- **What this task involves**
What you return should match the data word for word, minus the images.
*** Opening Material provided ***
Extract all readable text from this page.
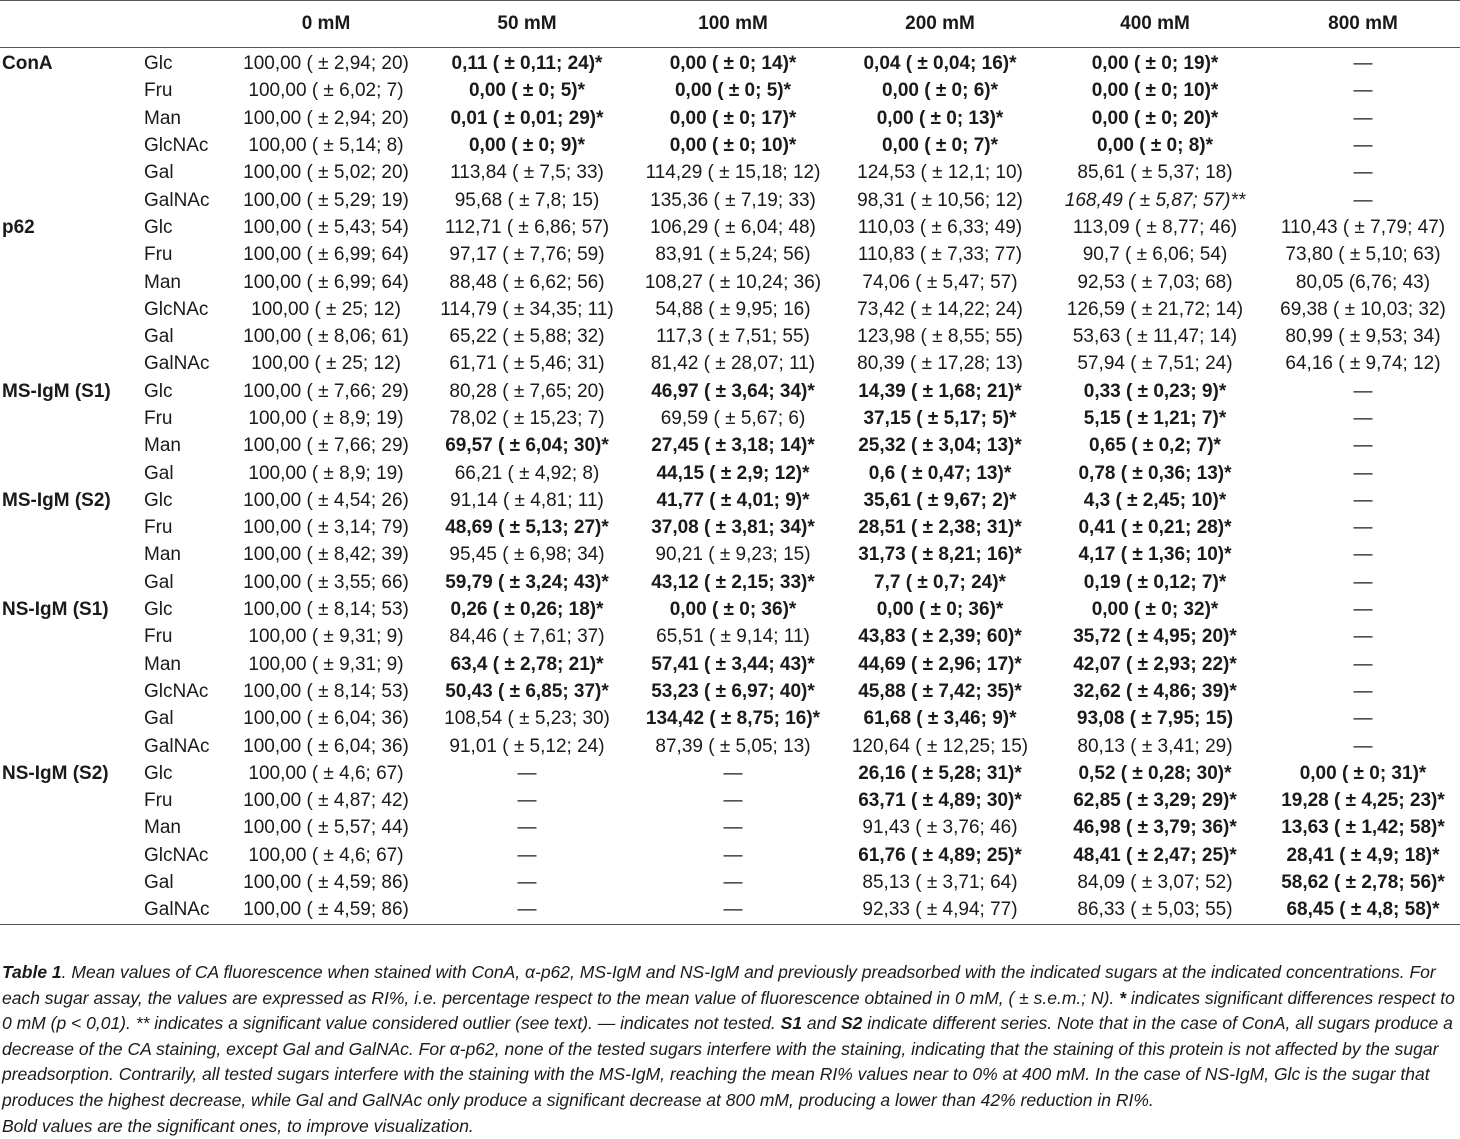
		0 mM	50 mM	100 mM	200 mM	400 mM	800 mM
ConA	Glc	100,00 ( ± 2,94; 20)	0,11 ( ± 0,11; 24)*	0,00 ( ± 0; 14)*	0,04 ( ± 0,04; 16)*	0,00 ( ± 0; 19)*	—
	Fru	100,00 ( ± 6,02; 7)	0,00 ( ± 0; 5)*	0,00 ( ± 0; 5)*	0,00 ( ± 0; 6)*	0,00 ( ± 0; 10)*	—
	Man	100,00 ( ± 2,94; 20)	0,01 ( ± 0,01; 29)*	0,00 ( ± 0; 17)*	0,00 ( ± 0; 13)*	0,00 ( ± 0; 20)*	—
	GlcNAc	100,00 ( ± 5,14; 8)	0,00 ( ± 0; 9)*	0,00 ( ± 0; 10)*	0,00 ( ± 0; 7)*	0,00 ( ± 0; 8)*	—
	Gal	100,00 ( ± 5,02; 20)	113,84 ( ± 7,5; 33)	114,29 ( ± 15,18; 12)	124,53 ( ± 12,1; 10)	85,61 ( ± 5,37; 18)	—
	GalNAc	100,00 ( ± 5,29; 19)	95,68 ( ± 7,8; 15)	135,36 ( ± 7,19; 33)	98,31 ( ± 10,56; 12)	168,49 ( ± 5,87; 57)**	—
p62	Glc	100,00 ( ± 5,43; 54)	112,71 ( ± 6,86; 57)	106,29 ( ± 6,04; 48)	110,03 ( ± 6,33; 49)	113,09 ( ± 8,77; 46)	110,43 ( ± 7,79; 47)
	Fru	100,00 ( ± 6,99; 64)	97,17 ( ± 7,76; 59)	83,91 ( ± 5,24; 56)	110,83 ( ± 7,33; 77)	90,7 ( ± 6,06; 54)	73,80 ( ± 5,10; 63)
	Man	100,00 ( ± 6,99; 64)	88,48 ( ± 6,62; 56)	108,27 ( ± 10,24; 36)	74,06 ( ± 5,47; 57)	92,53 ( ± 7,03; 68)	80,05 (6,76; 43)
	GlcNAc	100,00 ( ± 25; 12)	114,79 ( ± 34,35; 11)	54,88 ( ± 9,95; 16)	73,42 ( ± 14,22; 24)	126,59 ( ± 21,72; 14)	69,38 ( ± 10,03; 32)
	Gal	100,00 ( ± 8,06; 61)	65,22 ( ± 5,88; 32)	117,3 ( ± 7,51; 55)	123,98 ( ± 8,55; 55)	53,63 ( ± 11,47; 14)	80,99 ( ± 9,53; 34)
	GalNAc	100,00 ( ± 25; 12)	61,71 ( ± 5,46; 31)	81,42 ( ± 28,07; 11)	80,39 ( ± 17,28; 13)	57,94 ( ± 7,51; 24)	64,16 ( ± 9,74; 12)
MS-IgM (S1)	Glc	100,00 ( ± 7,66; 29)	80,28 ( ± 7,65; 20)	46,97 ( ± 3,64; 34)*	14,39 ( ± 1,68; 21)*	0,33 ( ± 0,23; 9)*	—
	Fru	100,00 ( ± 8,9; 19)	78,02 ( ± 15,23; 7)	69,59 ( ± 5,67; 6)	37,15 ( ± 5,17; 5)*	5,15 ( ± 1,21; 7)*	—
	Man	100,00 ( ± 7,66; 29)	69,57 ( ± 6,04; 30)*	27,45 ( ± 3,18; 14)*	25,32 ( ± 3,04; 13)*	0,65 ( ± 0,2; 7)*	—
	Gal	100,00 ( ± 8,9; 19)	66,21 ( ± 4,92; 8)	44,15 ( ± 2,9; 12)*	0,6 ( ± 0,47; 13)*	0,78 ( ± 0,36; 13)*	—
MS-IgM (S2)	Glc	100,00 ( ± 4,54; 26)	91,14 ( ± 4,81; 11)	41,77 ( ± 4,01; 9)*	35,61 ( ± 9,67; 2)*	4,3 ( ± 2,45; 10)*	—
	Fru	100,00 ( ± 3,14; 79)	48,69 ( ± 5,13; 27)*	37,08 ( ± 3,81; 34)*	28,51 ( ± 2,38; 31)*	0,41 ( ± 0,21; 28)*	—
	Man	100,00 ( ± 8,42; 39)	95,45 ( ± 6,98; 34)	90,21 ( ± 9,23; 15)	31,73 ( ± 8,21; 16)*	4,17 ( ± 1,36; 10)*	—
	Gal	100,00 ( ± 3,55; 66)	59,79 ( ± 3,24; 43)*	43,12 ( ± 2,15; 33)*	7,7 ( ± 0,7; 24)*	0,19 ( ± 0,12; 7)*	—
NS-IgM (S1)	Glc	100,00 ( ± 8,14; 53)	0,26 ( ± 0,26; 18)*	0,00 ( ± 0; 36)*	0,00 ( ± 0; 36)*	0,00 ( ± 0; 32)*	—
	Fru	100,00 ( ± 9,31; 9)	84,46 ( ± 7,61; 37)	65,51 ( ± 9,14; 11)	43,83 ( ± 2,39; 60)*	35,72 ( ± 4,95; 20)*	—
	Man	100,00 ( ± 9,31; 9)	63,4 ( ± 2,78; 21)*	57,41 ( ± 3,44; 43)*	44,69 ( ± 2,96; 17)*	42,07 ( ± 2,93; 22)*	—
	GlcNAc	100,00 ( ± 8,14; 53)	50,43 ( ± 6,85; 37)*	53,23 ( ± 6,97; 40)*	45,88 ( ± 7,42; 35)*	32,62 ( ± 4,86; 39)*	—
	Gal	100,00 ( ± 6,04; 36)	108,54 ( ± 5,23; 30)	134,42 ( ± 8,75; 16)*	61,68 ( ± 3,46; 9)*	93,08 ( ± 7,95; 15)	—
	GalNAc	100,00 ( ± 6,04; 36)	91,01 ( ± 5,12; 24)	87,39 ( ± 5,05; 13)	120,64 ( ± 12,25; 15)	80,13 ( ± 3,41; 29)	—
NS-IgM (S2)	Glc	100,00 ( ± 4,6; 67)	—	—	26,16 ( ± 5,28; 31)*	0,52 ( ± 0,28; 30)*	0,00 ( ± 0; 31)*
	Fru	100,00 ( ± 4,87; 42)	—	—	63,71 ( ± 4,89; 30)*	62,85 ( ± 3,29; 29)*	19,28 ( ± 4,25; 23)*
	Man	100,00 ( ± 5,57; 44)	—	—	91,43 ( ± 3,76; 46)	46,98 ( ± 3,79; 36)*	13,63 ( ± 1,42; 58)*
	GlcNAc	100,00 ( ± 4,6; 67)	—	—	61,76 ( ± 4,89; 25)*	48,41 ( ± 2,47; 25)*	28,41 ( ± 4,9; 18)*
	Gal	100,00 ( ± 4,59; 86)	—	—	85,13 ( ± 3,71; 64)	84,09 ( ± 3,07; 52)	58,62 ( ± 2,78; 56)*
	GalNAc	100,00 ( ± 4,59; 86)	—	—	92,33 ( ± 4,94; 77)	86,33 ( ± 5,03; 55)	68,45 ( ± 4,8; 58)*
Table 1. Mean values of CA fluorescence when stained with ConA, α-p62, MS-IgM and NS-IgM and previously preadsorbed with the indicated sugars at the indicated concentrations. For each sugar assay, the values are expressed as RI%, i.e. percentage respect to the mean value of fluorescence obtained in 0 mM, ( ± s.e.m.; N). * indicates significant differences respect to 0 mM (p < 0,01). ** indicates a significant value considered outlier (see text). — indicates not tested. S1 and S2 indicate different series. Note that in the case of ConA, all sugars produce a decrease of the CA staining, except Gal and GalNAc. For α-p62, none of the tested sugars interfere with the staining, indicating that the staining of this protein is not affected by the sugar preadsorption. Contrarily, all tested sugars interfere with the staining with the MS-IgM, reaching the mean RI% values near to 0% at 400 mM. In the case of NS-IgM, Glc is the sugar that produces the highest decrease, while Gal and GalNAc only produce a significant decrease at 800 mM, producing a lower than 42% reduction in RI%.
Bold values are the significant ones, to improve visualization.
*** Closing Material provided ***
- **Solution for this exercise**
Extract all readable text from this page.
		0 mM	50 mM	100 mM	200 mM	400 mM	800 mM
ConA	Glc	100,00 ( ± 2,94; 20)	0,11 ( ± 0,11; 24)*	0,00 ( ± 0; 14)*	0,04 ( ± 0,04; 16)*	0,00 ( ± 0; 19)*	—
	Fru	100,00 ( ± 6,02; 7)	0,00 ( ± 0; 5)*	0,00 ( ± 0; 5)*	0,00 ( ± 0; 6)*	0,00 ( ± 0; 10)*	—
	Man	100,00 ( ± 2,94; 20)	0,01 ( ± 0,01; 29)*	0,00 ( ± 0; 17)*	0,00 ( ± 0; 13)*	0,00 ( ± 0; 20)*	—
	GlcNAc	100,00 ( ± 5,14; 8)	0,00 ( ± 0; 9)*	0,00 ( ± 0; 10)*	0,00 ( ± 0; 7)*	0,00 ( ± 0; 8)*	—
	Gal	100,00 ( ± 5,02; 20)	113,84 ( ± 7,5; 33)	114,29 ( ± 15,18; 12)	124,53 ( ± 12,1; 10)	85,61 ( ± 5,37; 18)	—
	GalNAc	100,00 ( ± 5,29; 19)	95,68 ( ± 7,8; 15)	135,36 ( ± 7,19; 33)	98,31 ( ± 10,56; 12)	168,49 ( ± 5,87; 57)**	—
p62	Glc	100,00 ( ± 5,43; 54)	112,71 ( ± 6,86; 57)	106,29 ( ± 6,04; 48)	110,03 ( ± 6,33; 49)	113,09 ( ± 8,77; 46)	110,43 ( ± 7,79; 47)
	Fru	100,00 ( ± 6,99; 64)	97,17 ( ± 7,76; 59)	83,91 ( ± 5,24; 56)	110,83 ( ± 7,33; 77)	90,7 ( ± 6,06; 54)	73,80 ( ± 5,10; 63)
	Man	100,00 ( ± 6,99; 64)	88,48 ( ± 6,62; 56)	108,27 ( ± 10,24; 36)	74,06 ( ± 5,47; 57)	92,53 ( ± 7,03; 68)	80,05 (6,76; 43)
	GlcNAc	100,00 ( ± 25; 12)	114,79 ( ± 34,35; 11)	54,88 ( ± 9,95; 16)	73,42 ( ± 14,22; 24)	126,59 ( ± 21,72; 14)	69,38 ( ± 10,03; 32)
	Gal	100,00 ( ± 8,06; 61)	65,22 ( ± 5,88; 32)	117,3 ( ± 7,51; 55)	123,98 ( ± 8,55; 55)	53,63 ( ± 11,47; 14)	80,99 ( ± 9,53; 34)
	GalNAc	100,00 ( ± 25; 12)	61,71 ( ± 5,46; 31)	81,42 ( ± 28,07; 11)	80,39 ( ± 17,28; 13)	57,94 ( ± 7,51; 24)	64,16 ( ± 9,74; 12)
MS-IgM (S1)	Glc	100,00 ( ± 7,66; 29)	80,28 ( ± 7,65; 20)	46,97 ( ± 3,64; 34)*	14,39 ( ± 1,68; 21)*	0,33 ( ± 0,23; 9)*	—
	Fru	100,00 ( ± 8,9; 19)	78,02 ( ± 15,23; 7)	69,59 ( ± 5,67; 6)	37,15 ( ± 5,17; 5)*	5,15 ( ± 1,21; 7)*	—
	Man	100,00 ( ± 7,66; 29)	69,57 ( ± 6,04; 30)*	27,45 ( ± 3,18; 14)*	25,32 ( ± 3,04; 13)*	0,65 ( ± 0,2; 7)*	—
	Gal	100,00 ( ± 8,9; 19)	66,21 ( ± 4,92; 8)	44,15 ( ± 2,9; 12)*	0,6 ( ± 0,47; 13)*	0,78 ( ± 0,36; 13)*	—
MS-IgM (S2)	Glc	100,00 ( ± 4,54; 26)	91,14 ( ± 4,81; 11)	41,77 ( ± 4,01; 9)*	35,61 ( ± 9,67; 2)*	4,3 ( ± 2,45; 10)*	—
	Fru	100,00 ( ± 3,14; 79)	48,69 ( ± 5,13; 27)*	37,08 ( ± 3,81; 34)*	28,51 ( ± 2,38; 31)*	0,41 ( ± 0,21; 28)*	—
	Man	100,00 ( ± 8,42; 39)	95,45 ( ± 6,98; 34)	90,21 ( ± 9,23; 15)	31,73 ( ± 8,21; 16)*	4,17 ( ± 1,36; 10)*	—
	Gal	100,00 ( ± 3,55; 66)	59,79 ( ± 3,24; 43)*	43,12 ( ± 2,15; 33)*	7,7 ( ± 0,7; 24)*	0,19 ( ± 0,12; 7)*	—
NS-IgM (S1)	Glc	100,00 ( ± 8,14; 53)	0,26 ( ± 0,26; 18)*	0,00 ( ± 0; 36)*	0,00 ( ± 0; 36)*	0,00 ( ± 0; 32)*	—
	Fru	100,00 ( ± 9,31; 9)	84,46 ( ± 7,61; 37)	65,51 ( ± 9,14; 11)	43,83 ( ± 2,39; 60)*	35,72 ( ± 4,95; 20)*	—
	Man	100,00 ( ± 9,31; 9)	63,4 ( ± 2,78; 21)*	57,41 ( ± 3,44; 43)*	44,69 ( ± 2,96; 17)*	42,07 ( ± 2,93; 22)*	—
	GlcNAc	100,00 ( ± 8,14; 53)	50,43 ( ± 6,85; 37)*	53,23 ( ± 6,97; 40)*	45,88 ( ± 7,42; 35)*	32,62 ( ± 4,86; 39)*	—
	Gal	100,00 ( ± 6,04; 36)	108,54 ( ± 5,23; 30)	134,42 ( ± 8,75; 16)*	61,68 ( ± 3,46; 9)*	93,08 ( ± 7,95; 15)	—
	GalNAc	100,00 ( ± 6,04; 36)	91,01 ( ± 5,12; 24)	87,39 ( ± 5,05; 13)	120,64 ( ± 12,25; 15)	80,13 ( ± 3,41; 29)	—
NS-IgM (S2)	Glc	100,00 ( ± 4,6; 67)	—	—	26,16 ( ± 5,28; 31)*	0,52 ( ± 0,28; 30)*	0,00 ( ± 0; 31)*
	Fru	100,00 ( ± 4,87; 42)	—	—	63,71 ( ± 4,89; 30)*	62,85 ( ± 3,29; 29)*	19,28 ( ± 4,25; 23)*
	Man	100,00 ( ± 5,57; 44)	—	—	91,43 ( ± 3,76; 46)	46,98 ( ± 3,79; 36)*	13,63 ( ± 1,42; 58)*
	GlcNAc	100,00 ( ± 4,6; 67)	—	—	61,76 ( ± 4,89; 25)*	48,41 ( ± 2,47; 25)*	28,41 ( ± 4,9; 18)*
	Gal	100,00 ( ± 4,59; 86)	—	—	85,13 ( ± 3,71; 64)	84,09 ( ± 3,07; 52)	58,62 ( ± 2,78; 56)*
	GalNAc	100,00 ( ± 4,59; 86)	—	—	92,33 ( ± 4,94; 77)	86,33 ( ± 5,03; 55)	68,45 ( ± 4,8; 58)*
Table 1. Mean values of CA fluorescence when stained with ConA, α-p62, MS-IgM and NS-IgM and previously preadsorbed with the indicated sugars at the indicated concentrations. For each sugar assay, the values are expressed as RI%, i.e. percentage respect to the mean value of fluorescence obtained in 0 mM, ( ± s.e.m.; N). * indicates significant differences respect to 0 mM (p < 0,01). ** indicates a significant value considered outlier (see text). — indicates not tested. S1 and S2 indicate different series. Note that in the case of ConA, all sugars produce a decrease of the CA staining, except Gal and GalNAc. For α-p62, none of the tested sugars interfere with the staining, indicating that the staining of this protein is not affected by the sugar preadsorption. Contrarily, all tested sugars interfere with the staining with the MS-IgM, reaching the mean RI% values near to 0% at 400 mM. In the case of NS-IgM, Glc is the sugar that produces the highest decrease, while Gal and GalNAc only produce a significant decrease at 800 mM, producing a lower than 42% reduction in RI%.
Bold values are the significant ones, to improve visualization.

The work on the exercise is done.